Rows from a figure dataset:
__________

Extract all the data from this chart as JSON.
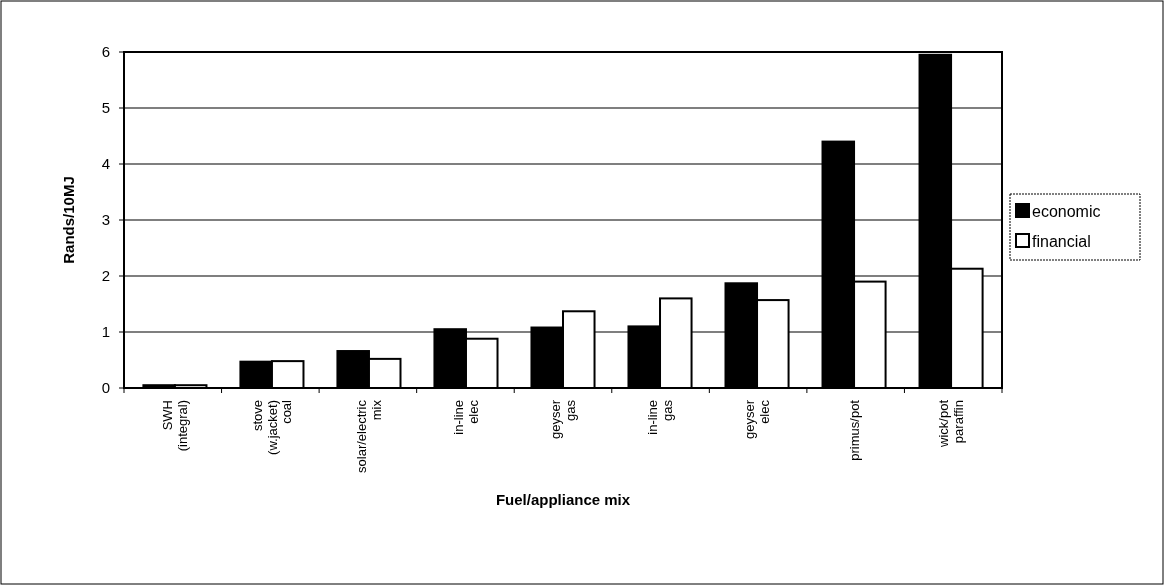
{
  "chart_data": {
    "type": "bar",
    "xlabel": "Fuel/appliance mix",
    "ylabel": "Rands/10MJ",
    "categories": [
      "SWH\n(integral)",
      "stove\n(w.jacket)\ncoal",
      "solar/electric\nmix",
      "in-line\nelec",
      "geyser\ngas",
      "in-line\ngas",
      "geyser\nelec",
      "primus/pot",
      "wick/pot\nparaffin"
    ],
    "series": [
      {
        "name": "economic",
        "color": "#000000",
        "values": [
          0.05,
          0.47,
          0.66,
          1.05,
          1.08,
          1.1,
          1.87,
          4.4,
          5.95
        ]
      },
      {
        "name": "financial",
        "color": "#ffffff",
        "values": [
          0.05,
          0.48,
          0.52,
          0.88,
          1.37,
          1.6,
          1.57,
          1.9,
          2.13
        ]
      }
    ],
    "ylim": [
      0,
      6
    ],
    "yticks": [
      0,
      1,
      2,
      3,
      4,
      5,
      6
    ],
    "grid": "y",
    "legend": "right"
  }
}
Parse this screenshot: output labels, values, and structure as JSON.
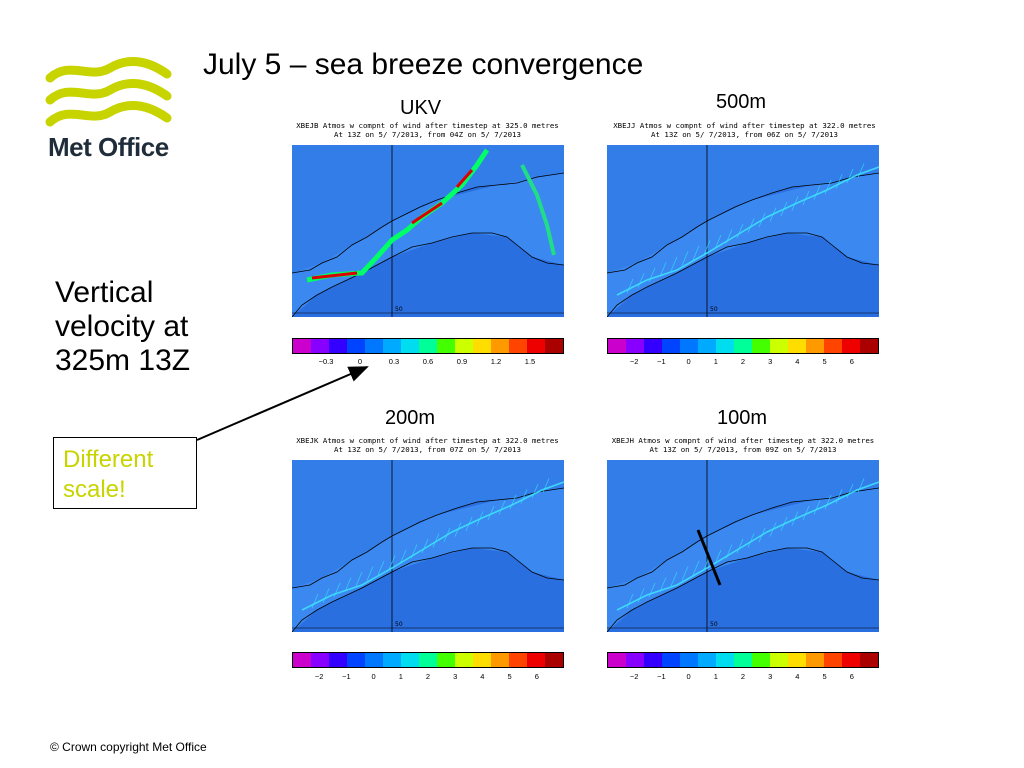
{
  "logo_text": "Met Office",
  "title": "July 5 – sea breeze convergence",
  "side_text": [
    "Vertical",
    "velocity at",
    "325m 13Z"
  ],
  "note": [
    "Different",
    "scale!"
  ],
  "footer": "© Crown copyright   Met Office",
  "panels": [
    {
      "label": "UKV",
      "header": [
        "XBEJB Atmos w compnt of wind after timestep at 325.0 metres",
        "At 13Z on 5/ 7/2013, from 04Z on 5/ 7/2013"
      ],
      "ticks": [
        "−0.3",
        "0",
        "0.3",
        "0.6",
        "0.9",
        "1.2",
        "1.5"
      ]
    },
    {
      "label": "500m",
      "header": [
        "XBEJJ Atmos w compnt of wind after timestep at 322.0 metres",
        "At 13Z on 5/ 7/2013, from 06Z on 5/ 7/2013"
      ],
      "ticks": [
        "−2",
        "−1",
        "0",
        "1",
        "2",
        "3",
        "4",
        "5",
        "6"
      ]
    },
    {
      "label": "200m",
      "header": [
        "XBEJK Atmos w compnt of wind after timestep at 322.0 metres",
        "At 13Z on 5/ 7/2013, from 07Z on 5/ 7/2013"
      ],
      "ticks": [
        "−2",
        "−1",
        "0",
        "1",
        "2",
        "3",
        "4",
        "5",
        "6"
      ]
    },
    {
      "label": "100m",
      "header": [
        "XBEJH Atmos w compnt of wind after timestep at 322.0 metres",
        "At 13Z on 5/ 7/2013, from 09Z on 5/ 7/2013"
      ],
      "ticks": [
        "−2",
        "−1",
        "0",
        "1",
        "2",
        "3",
        "4",
        "5",
        "6"
      ]
    }
  ],
  "map_label": "50",
  "colors": {
    "sea_blue": "#2a6fe0",
    "land_blue": "#3a88f0",
    "logo_green": "#c8d400",
    "colorbar": [
      "#cc00cc",
      "#8800ff",
      "#3300ff",
      "#0044ff",
      "#0077ff",
      "#00aaff",
      "#00ddee",
      "#00ff99",
      "#44ff00",
      "#ccff00",
      "#ffdd00",
      "#ff9900",
      "#ff4400",
      "#ee0000",
      "#aa0000"
    ]
  }
}
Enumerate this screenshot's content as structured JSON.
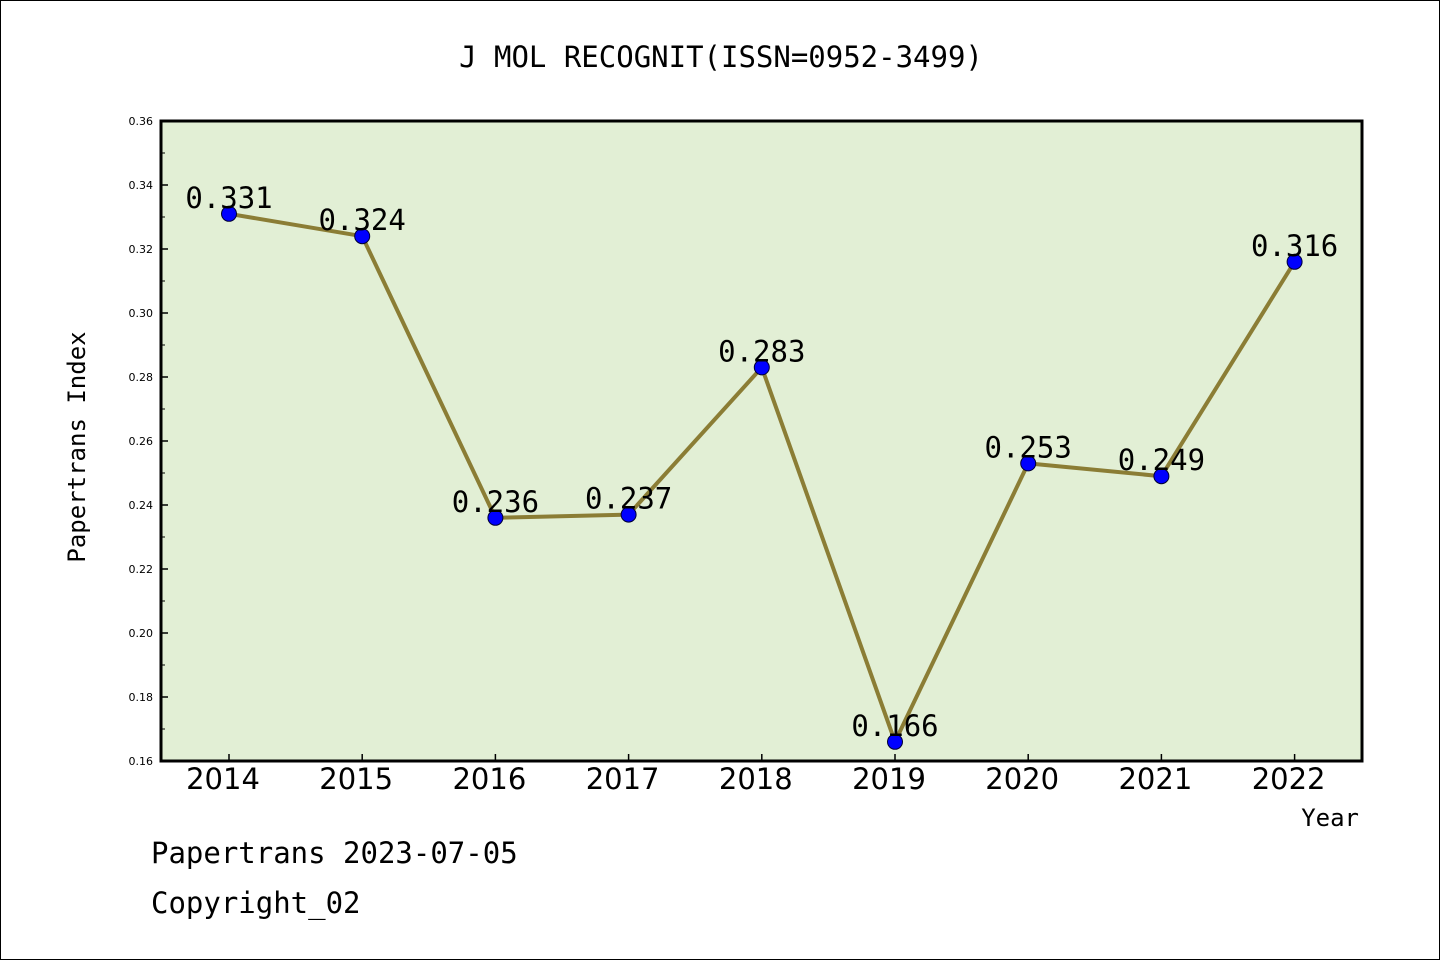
{
  "chart_data": {
    "type": "line",
    "title": "J MOL RECOGNIT(ISSN=0952-3499)",
    "xlabel": "Year",
    "ylabel": "Papertrans Index",
    "categories": [
      "2014",
      "2015",
      "2016",
      "2017",
      "2018",
      "2019",
      "2020",
      "2021",
      "2022"
    ],
    "values": [
      0.331,
      0.324,
      0.236,
      0.237,
      0.283,
      0.166,
      0.253,
      0.249,
      0.316
    ],
    "data_labels": [
      "0.331",
      "0.324",
      "0.236",
      "0.237",
      "0.283",
      "0.166",
      "0.253",
      "0.249",
      "0.316"
    ],
    "ylim": [
      0.16,
      0.36
    ],
    "y_ticks": [
      "0.16",
      "0.18",
      "0.20",
      "0.22",
      "0.24",
      "0.26",
      "0.28",
      "0.30",
      "0.32",
      "0.34",
      "0.36"
    ],
    "grid": false,
    "legend": "none",
    "colors": {
      "plot_background": "#e2efd5",
      "line": "#8b7d35",
      "marker": "#0000ff"
    }
  },
  "footer": {
    "line1": "Papertrans 2023-07-05",
    "line2": "Copyright_02"
  }
}
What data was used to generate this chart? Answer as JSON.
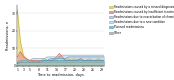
{
  "title": "",
  "xlabel": "Time to readmission, days",
  "ylabel": "Readmissions, n",
  "days": [
    1,
    2,
    3,
    4,
    5,
    6,
    7,
    8,
    9,
    10,
    11,
    12,
    13,
    14,
    15,
    16,
    17,
    18,
    19,
    20,
    21,
    22,
    23,
    24,
    25,
    26,
    27,
    28,
    29,
    30
  ],
  "series": {
    "missed_diagnosis": [
      32,
      14,
      6,
      4,
      3,
      3,
      2,
      2,
      3,
      4,
      3,
      3,
      4,
      3,
      5,
      4,
      3,
      4,
      3,
      4,
      3,
      4,
      3,
      3,
      4,
      3,
      3,
      4,
      3,
      3
    ],
    "insufficient_treatment": [
      5,
      8,
      5,
      4,
      3,
      3,
      3,
      3,
      3,
      3,
      3,
      3,
      3,
      5,
      7,
      5,
      3,
      3,
      3,
      3,
      3,
      4,
      3,
      3,
      3,
      3,
      3,
      3,
      3,
      3
    ],
    "chronic_illness": [
      2,
      2,
      3,
      3,
      2,
      2,
      3,
      2,
      3,
      3,
      3,
      4,
      4,
      4,
      4,
      4,
      4,
      5,
      5,
      5,
      5,
      5,
      5,
      5,
      5,
      5,
      5,
      5,
      5,
      5
    ],
    "new_condition": [
      2,
      3,
      3,
      3,
      3,
      4,
      4,
      4,
      4,
      4,
      5,
      5,
      5,
      5,
      5,
      6,
      6,
      6,
      6,
      6,
      6,
      6,
      6,
      6,
      6,
      6,
      6,
      6,
      6,
      6
    ],
    "planned": [
      1,
      2,
      2,
      2,
      2,
      2,
      2,
      2,
      2,
      3,
      3,
      3,
      3,
      3,
      3,
      3,
      3,
      3,
      3,
      3,
      3,
      3,
      3,
      3,
      3,
      3,
      3,
      3,
      3,
      3
    ],
    "other": [
      1,
      2,
      2,
      2,
      2,
      2,
      2,
      2,
      2,
      2,
      2,
      2,
      2,
      2,
      2,
      2,
      2,
      2,
      2,
      2,
      2,
      2,
      2,
      2,
      2,
      2,
      2,
      2,
      2,
      2
    ]
  },
  "line_colors": {
    "missed_diagnosis": "#c8b040",
    "insufficient_treatment": "#d06858",
    "chronic_illness": "#7898b8",
    "new_condition": "#88a8c0",
    "planned": "#40a0c0",
    "other": "#909888"
  },
  "fill_colors": {
    "missed_diagnosis": "#e8d870",
    "insufficient_treatment": "#e8a090",
    "chronic_illness": "#b8d0e0",
    "new_condition": "#c8dcea",
    "planned": "#78c0d8",
    "other": "#b0c0a8"
  },
  "legend_labels": [
    "Readmissions caused by a missed diagnosis",
    "Readmissions caused by insufficient treatment",
    "Readmissions due to exacerbation of chronic illness",
    "Readmissions due to a new condition",
    "Planned readmissions",
    "Other"
  ],
  "ylim": [
    0,
    35
  ],
  "xlim": [
    1,
    30
  ],
  "yticks": [
    0,
    10,
    20,
    30
  ],
  "xticks": [
    1,
    3,
    5,
    8,
    11,
    14,
    17,
    20,
    23,
    26,
    29
  ]
}
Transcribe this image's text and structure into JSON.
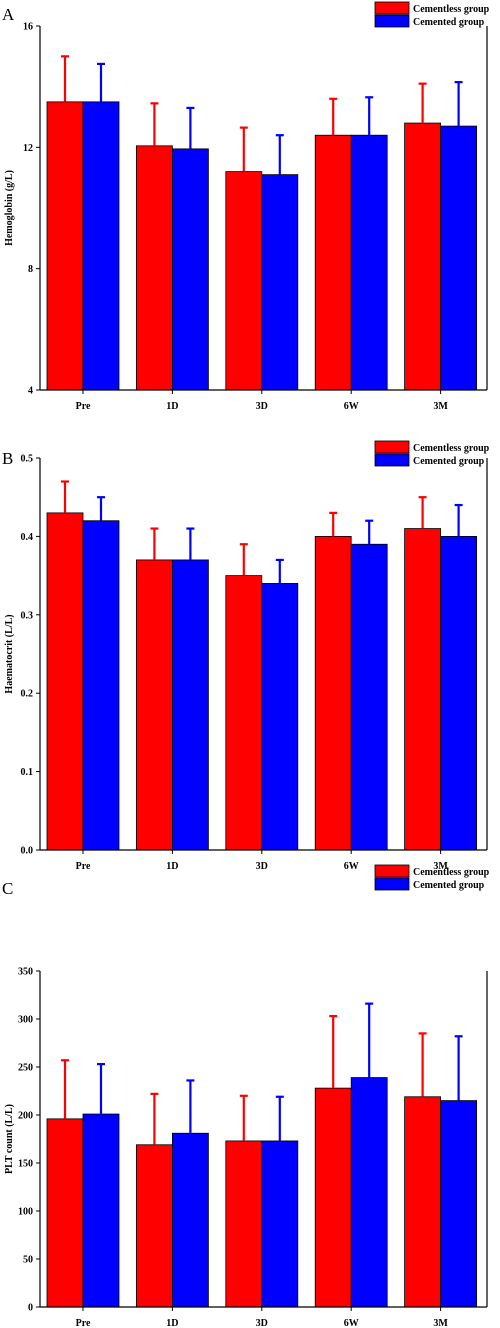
{
  "colors": {
    "red": "#ff0000",
    "blue": "#0000ff",
    "axis": "#000000"
  },
  "chart_data": [
    {
      "panel": "A",
      "type": "bar",
      "categories": [
        "Pre",
        "1D",
        "3D",
        "6W",
        "3M"
      ],
      "ylabel": "Hemoglobin (g/L)",
      "ylim": [
        4,
        16
      ],
      "yticks": [
        4,
        8,
        12,
        16
      ],
      "legend": "top-right",
      "series": [
        {
          "name": "Cementless group",
          "color": "#ff0000",
          "values": [
            13.5,
            12.05,
            11.2,
            12.4,
            12.8
          ],
          "err": [
            1.5,
            1.4,
            1.45,
            1.2,
            1.3
          ]
        },
        {
          "name": "Cemented group",
          "color": "#0000ff",
          "values": [
            13.5,
            11.95,
            11.1,
            12.4,
            12.7
          ],
          "err": [
            1.25,
            1.35,
            1.3,
            1.25,
            1.45
          ]
        }
      ]
    },
    {
      "panel": "B",
      "type": "bar",
      "categories": [
        "Pre",
        "1D",
        "3D",
        "6W",
        "3M"
      ],
      "ylabel": "Haematocrit (L/L)",
      "ylim": [
        0,
        0.5
      ],
      "yticks": [
        0.0,
        0.1,
        0.2,
        0.3,
        0.4,
        0.5
      ],
      "legend": "top-right",
      "series": [
        {
          "name": "Cementless group",
          "color": "#ff0000",
          "values": [
            0.43,
            0.37,
            0.35,
            0.4,
            0.41
          ],
          "err": [
            0.04,
            0.04,
            0.04,
            0.03,
            0.04
          ]
        },
        {
          "name": "Cemented group",
          "color": "#0000ff",
          "values": [
            0.42,
            0.37,
            0.34,
            0.39,
            0.4
          ],
          "err": [
            0.03,
            0.04,
            0.03,
            0.03,
            0.04
          ]
        }
      ]
    },
    {
      "panel": "C",
      "type": "bar",
      "categories": [
        "Pre",
        "1D",
        "3D",
        "6W",
        "3M"
      ],
      "ylabel": "PLT count (L/L)",
      "ylim": [
        0,
        350
      ],
      "yticks": [
        0,
        50,
        100,
        150,
        200,
        250,
        300,
        350
      ],
      "legend": "top-right",
      "series": [
        {
          "name": "Cementless group",
          "color": "#ff0000",
          "values": [
            196,
            169,
            173,
            228,
            219
          ],
          "err": [
            61,
            53,
            47,
            75,
            66
          ]
        },
        {
          "name": "Cemented group",
          "color": "#0000ff",
          "values": [
            201,
            181,
            173,
            239,
            215
          ],
          "err": [
            52,
            55,
            46,
            77,
            67
          ]
        }
      ]
    }
  ]
}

__________

• _Job_:
List all lines holding the string "xlabel".

• _Exercise answer_:
    "xlabel": "Fuel/appliance mix",
    "xlabel": "Year",
  "xlabel": "Time to readmission, days",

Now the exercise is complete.